## Exercise directions
State how many lines in the entries below contain "icon". Write nothing but the number.
### Input records
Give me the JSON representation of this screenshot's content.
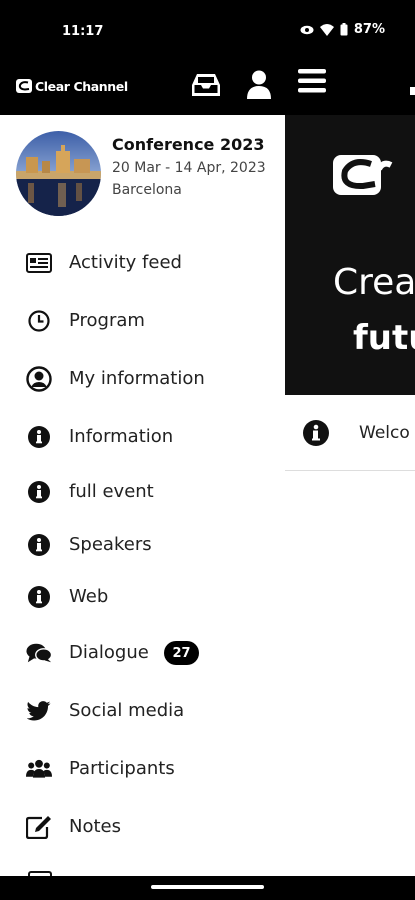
{
  "status_bar": {
    "time": "11:17",
    "battery": "87%"
  },
  "app_bar": {
    "brand": "Clear Channel"
  },
  "event": {
    "title": "Conference 2023",
    "dates": "20 Mar - 14 Apr, 2023",
    "city": "Barcelona"
  },
  "menu": [
    {
      "label": "Activity feed",
      "icon": "newspaper-icon"
    },
    {
      "label": "Program",
      "icon": "clock-icon"
    },
    {
      "label": "My information",
      "icon": "user-circle-icon"
    },
    {
      "label": "Information",
      "icon": "info-icon"
    },
    {
      "label": "full event",
      "icon": "info-icon"
    },
    {
      "label": "Speakers",
      "icon": "info-icon"
    },
    {
      "label": "Web",
      "icon": "info-icon"
    },
    {
      "label": "Dialogue",
      "icon": "comments-icon",
      "badge": "27"
    },
    {
      "label": "Social media",
      "icon": "twitter-icon"
    },
    {
      "label": "Participants",
      "icon": "users-icon"
    },
    {
      "label": "Notes",
      "icon": "edit-icon"
    }
  ],
  "background": {
    "hero_line1": "Crea",
    "hero_line2": "futu",
    "welcome": "Welco"
  }
}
######
## Reply to the exercise
11